Written instruction -> Each entry below is to be extracted exactly.

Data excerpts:
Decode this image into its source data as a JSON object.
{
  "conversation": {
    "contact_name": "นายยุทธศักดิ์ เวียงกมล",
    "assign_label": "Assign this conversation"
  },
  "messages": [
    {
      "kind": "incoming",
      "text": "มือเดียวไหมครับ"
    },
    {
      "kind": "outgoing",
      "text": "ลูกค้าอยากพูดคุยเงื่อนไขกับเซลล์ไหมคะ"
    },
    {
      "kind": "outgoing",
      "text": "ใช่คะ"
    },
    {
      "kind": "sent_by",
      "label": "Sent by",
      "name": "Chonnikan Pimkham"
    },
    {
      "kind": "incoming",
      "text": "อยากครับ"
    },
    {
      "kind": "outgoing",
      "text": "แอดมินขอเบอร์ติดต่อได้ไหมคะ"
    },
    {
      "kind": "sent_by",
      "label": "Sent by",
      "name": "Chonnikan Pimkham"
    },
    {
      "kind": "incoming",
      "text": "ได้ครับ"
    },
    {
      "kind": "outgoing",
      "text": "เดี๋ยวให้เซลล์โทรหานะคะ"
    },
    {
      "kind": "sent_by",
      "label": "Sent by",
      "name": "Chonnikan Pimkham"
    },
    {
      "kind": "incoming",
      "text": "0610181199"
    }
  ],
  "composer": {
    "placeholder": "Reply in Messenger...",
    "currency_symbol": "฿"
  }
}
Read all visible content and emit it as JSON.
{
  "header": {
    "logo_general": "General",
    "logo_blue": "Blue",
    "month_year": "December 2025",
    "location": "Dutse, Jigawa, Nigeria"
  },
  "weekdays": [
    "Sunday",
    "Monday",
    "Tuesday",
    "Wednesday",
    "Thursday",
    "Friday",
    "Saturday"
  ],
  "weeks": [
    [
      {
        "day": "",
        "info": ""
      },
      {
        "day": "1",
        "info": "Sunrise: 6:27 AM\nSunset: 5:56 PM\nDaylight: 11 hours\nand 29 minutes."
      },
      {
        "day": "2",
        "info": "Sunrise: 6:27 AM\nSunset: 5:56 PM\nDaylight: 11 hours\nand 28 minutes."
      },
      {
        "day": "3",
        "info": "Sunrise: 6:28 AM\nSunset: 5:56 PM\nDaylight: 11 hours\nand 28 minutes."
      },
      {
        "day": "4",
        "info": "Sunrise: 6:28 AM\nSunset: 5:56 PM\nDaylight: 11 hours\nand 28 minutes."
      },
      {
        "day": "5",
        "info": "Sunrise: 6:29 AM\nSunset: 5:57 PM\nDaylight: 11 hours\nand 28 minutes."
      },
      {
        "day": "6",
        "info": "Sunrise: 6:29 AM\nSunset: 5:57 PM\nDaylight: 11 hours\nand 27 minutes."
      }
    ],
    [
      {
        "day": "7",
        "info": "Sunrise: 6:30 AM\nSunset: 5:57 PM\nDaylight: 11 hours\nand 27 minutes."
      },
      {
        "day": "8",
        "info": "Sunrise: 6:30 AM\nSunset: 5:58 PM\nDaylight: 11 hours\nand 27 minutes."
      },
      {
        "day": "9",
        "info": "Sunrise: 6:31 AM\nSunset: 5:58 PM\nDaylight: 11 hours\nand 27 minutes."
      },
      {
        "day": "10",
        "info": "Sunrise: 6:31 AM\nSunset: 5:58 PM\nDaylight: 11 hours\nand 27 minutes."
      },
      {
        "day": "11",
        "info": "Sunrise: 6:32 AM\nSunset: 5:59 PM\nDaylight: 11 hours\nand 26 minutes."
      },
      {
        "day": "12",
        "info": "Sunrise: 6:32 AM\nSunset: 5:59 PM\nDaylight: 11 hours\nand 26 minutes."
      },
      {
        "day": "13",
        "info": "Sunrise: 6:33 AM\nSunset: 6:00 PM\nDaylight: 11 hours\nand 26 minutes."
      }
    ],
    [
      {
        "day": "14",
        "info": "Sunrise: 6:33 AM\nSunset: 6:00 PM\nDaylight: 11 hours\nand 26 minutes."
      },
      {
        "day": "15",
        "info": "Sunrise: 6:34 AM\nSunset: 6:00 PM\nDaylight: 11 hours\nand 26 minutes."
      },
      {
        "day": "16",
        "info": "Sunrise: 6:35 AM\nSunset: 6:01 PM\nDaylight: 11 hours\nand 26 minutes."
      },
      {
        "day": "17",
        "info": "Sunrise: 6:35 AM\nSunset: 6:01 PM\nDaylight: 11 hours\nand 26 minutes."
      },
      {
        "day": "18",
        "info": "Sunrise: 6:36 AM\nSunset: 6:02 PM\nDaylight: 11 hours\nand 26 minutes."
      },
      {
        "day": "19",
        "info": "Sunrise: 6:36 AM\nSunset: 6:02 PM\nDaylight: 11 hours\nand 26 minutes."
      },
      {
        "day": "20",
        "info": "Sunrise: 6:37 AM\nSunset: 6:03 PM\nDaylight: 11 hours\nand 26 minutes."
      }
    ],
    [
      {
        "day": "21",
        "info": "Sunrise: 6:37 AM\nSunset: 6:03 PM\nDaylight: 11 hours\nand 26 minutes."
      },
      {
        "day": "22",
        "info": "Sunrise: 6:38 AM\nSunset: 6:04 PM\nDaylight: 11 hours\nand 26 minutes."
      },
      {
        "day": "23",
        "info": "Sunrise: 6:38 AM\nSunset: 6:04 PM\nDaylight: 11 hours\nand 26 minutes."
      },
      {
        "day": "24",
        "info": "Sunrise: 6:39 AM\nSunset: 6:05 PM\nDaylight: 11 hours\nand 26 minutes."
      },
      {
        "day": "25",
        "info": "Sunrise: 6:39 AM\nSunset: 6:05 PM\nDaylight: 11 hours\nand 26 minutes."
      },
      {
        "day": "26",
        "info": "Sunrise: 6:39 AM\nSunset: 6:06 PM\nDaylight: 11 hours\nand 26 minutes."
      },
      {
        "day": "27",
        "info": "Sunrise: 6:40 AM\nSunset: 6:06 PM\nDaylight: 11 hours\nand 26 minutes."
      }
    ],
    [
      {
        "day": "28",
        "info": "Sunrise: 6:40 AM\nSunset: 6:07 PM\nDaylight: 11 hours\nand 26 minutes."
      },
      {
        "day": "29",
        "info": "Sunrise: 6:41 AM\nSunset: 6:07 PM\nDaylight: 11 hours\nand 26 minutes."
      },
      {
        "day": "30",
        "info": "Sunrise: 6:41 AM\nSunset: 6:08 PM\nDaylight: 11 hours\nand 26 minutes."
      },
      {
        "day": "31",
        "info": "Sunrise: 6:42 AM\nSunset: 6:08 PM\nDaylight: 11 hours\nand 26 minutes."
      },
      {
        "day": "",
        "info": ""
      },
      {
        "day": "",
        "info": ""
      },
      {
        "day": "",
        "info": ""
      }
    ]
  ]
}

Response to the task ->
Decode this image into its source data as a JSON object.
{
  "conversation": {
    "contact_name": "นายยุทธศักดิ์ เวียงกมล",
    "assign_label": "Assign this conversation"
  },
  "messages": [
    {
      "kind": "incoming",
      "text": "มือเดียวไหมครับ"
    },
    {
      "kind": "outgoing",
      "text": "ลูกค้าอยากพูดคุยเงื่อนไขกับเซลล์ไหมคะ"
    },
    {
      "kind": "outgoing",
      "text": "ใช่คะ"
    },
    {
      "kind": "sent_by",
      "label": "Sent by",
      "name": "Chonnikan Pimkham"
    },
    {
      "kind": "incoming",
      "text": "อยากครับ"
    },
    {
      "kind": "outgoing",
      "text": "แอดมินขอเบอร์ติดต่อได้ไหมคะ"
    },
    {
      "kind": "sent_by",
      "label": "Sent by",
      "name": "Chonnikan Pimkham"
    },
    {
      "kind": "incoming",
      "text": "ได้ครับ"
    },
    {
      "kind": "outgoing",
      "text": "เดี๋ยวให้เซลล์โทรหานะคะ"
    },
    {
      "kind": "sent_by",
      "label": "Sent by",
      "name": "Chonnikan Pimkham"
    },
    {
      "kind": "incoming",
      "text": "0610181199"
    }
  ],
  "composer": {
    "placeholder": "Reply in Messenger...",
    "currency_symbol": "฿"
  }
}
Read all visible content and emit it as JSON.
{
  "header": {
    "logo_general": "General",
    "logo_blue": "Blue",
    "month_year": "December 2025",
    "location": "Dutse, Jigawa, Nigeria"
  },
  "weekdays": [
    "Sunday",
    "Monday",
    "Tuesday",
    "Wednesday",
    "Thursday",
    "Friday",
    "Saturday"
  ],
  "weeks": [
    [
      {
        "day": "",
        "info": ""
      },
      {
        "day": "1",
        "info": "Sunrise: 6:27 AM\nSunset: 5:56 PM\nDaylight: 11 hours\nand 29 minutes."
      },
      {
        "day": "2",
        "info": "Sunrise: 6:27 AM\nSunset: 5:56 PM\nDaylight: 11 hours\nand 28 minutes."
      },
      {
        "day": "3",
        "info": "Sunrise: 6:28 AM\nSunset: 5:56 PM\nDaylight: 11 hours\nand 28 minutes."
      },
      {
        "day": "4",
        "info": "Sunrise: 6:28 AM\nSunset: 5:56 PM\nDaylight: 11 hours\nand 28 minutes."
      },
      {
        "day": "5",
        "info": "Sunrise: 6:29 AM\nSunset: 5:57 PM\nDaylight: 11 hours\nand 28 minutes."
      },
      {
        "day": "6",
        "info": "Sunrise: 6:29 AM\nSunset: 5:57 PM\nDaylight: 11 hours\nand 27 minutes."
      }
    ],
    [
      {
        "day": "7",
        "info": "Sunrise: 6:30 AM\nSunset: 5:57 PM\nDaylight: 11 hours\nand 27 minutes."
      },
      {
        "day": "8",
        "info": "Sunrise: 6:30 AM\nSunset: 5:58 PM\nDaylight: 11 hours\nand 27 minutes."
      },
      {
        "day": "9",
        "info": "Sunrise: 6:31 AM\nSunset: 5:58 PM\nDaylight: 11 hours\nand 27 minutes."
      },
      {
        "day": "10",
        "info": "Sunrise: 6:31 AM\nSunset: 5:58 PM\nDaylight: 11 hours\nand 27 minutes."
      },
      {
        "day": "11",
        "info": "Sunrise: 6:32 AM\nSunset: 5:59 PM\nDaylight: 11 hours\nand 26 minutes."
      },
      {
        "day": "12",
        "info": "Sunrise: 6:32 AM\nSunset: 5:59 PM\nDaylight: 11 hours\nand 26 minutes."
      },
      {
        "day": "13",
        "info": "Sunrise: 6:33 AM\nSunset: 6:00 PM\nDaylight: 11 hours\nand 26 minutes."
      }
    ],
    [
      {
        "day": "14",
        "info": "Sunrise: 6:33 AM\nSunset: 6:00 PM\nDaylight: 11 hours\nand 26 minutes."
      },
      {
        "day": "15",
        "info": "Sunrise: 6:34 AM\nSunset: 6:00 PM\nDaylight: 11 hours\nand 26 minutes."
      },
      {
        "day": "16",
        "info": "Sunrise: 6:35 AM\nSunset: 6:01 PM\nDaylight: 11 hours\nand 26 minutes."
      },
      {
        "day": "17",
        "info": "Sunrise: 6:35 AM\nSunset: 6:01 PM\nDaylight: 11 hours\nand 26 minutes."
      },
      {
        "day": "18",
        "info": "Sunrise: 6:36 AM\nSunset: 6:02 PM\nDaylight: 11 hours\nand 26 minutes."
      },
      {
        "day": "19",
        "info": "Sunrise: 6:36 AM\nSunset: 6:02 PM\nDaylight: 11 hours\nand 26 minutes."
      },
      {
        "day": "20",
        "info": "Sunrise: 6:37 AM\nSunset: 6:03 PM\nDaylight: 11 hours\nand 26 minutes."
      }
    ],
    [
      {
        "day": "21",
        "info": "Sunrise: 6:37 AM\nSunset: 6:03 PM\nDaylight: 11 hours\nand 26 minutes."
      },
      {
        "day": "22",
        "info": "Sunrise: 6:38 AM\nSunset: 6:04 PM\nDaylight: 11 hours\nand 26 minutes."
      },
      {
        "day": "23",
        "info": "Sunrise: 6:38 AM\nSunset: 6:04 PM\nDaylight: 11 hours\nand 26 minutes."
      },
      {
        "day": "24",
        "info": "Sunrise: 6:39 AM\nSunset: 6:05 PM\nDaylight: 11 hours\nand 26 minutes."
      },
      {
        "day": "25",
        "info": "Sunrise: 6:39 AM\nSunset: 6:05 PM\nDaylight: 11 hours\nand 26 minutes."
      },
      {
        "day": "26",
        "info": "Sunrise: 6:39 AM\nSunset: 6:06 PM\nDaylight: 11 hours\nand 26 minutes."
      },
      {
        "day": "27",
        "info": "Sunrise: 6:40 AM\nSunset: 6:06 PM\nDaylight: 11 hours\nand 26 minutes."
      }
    ],
    [
      {
        "day": "28",
        "info": "Sunrise: 6:40 AM\nSunset: 6:07 PM\nDaylight: 11 hours\nand 26 minutes."
      },
      {
        "day": "29",
        "info": "Sunrise: 6:41 AM\nSunset: 6:07 PM\nDaylight: 11 hours\nand 26 minutes."
      },
      {
        "day": "30",
        "info": "Sunrise: 6:41 AM\nSunset: 6:08 PM\nDaylight: 11 hours\nand 26 minutes."
      },
      {
        "day": "31",
        "info": "Sunrise: 6:42 AM\nSunset: 6:08 PM\nDaylight: 11 hours\nand 26 minutes."
      },
      {
        "day": "",
        "info": ""
      },
      {
        "day": "",
        "info": ""
      },
      {
        "day": "",
        "info": ""
      }
    ]
  ]
}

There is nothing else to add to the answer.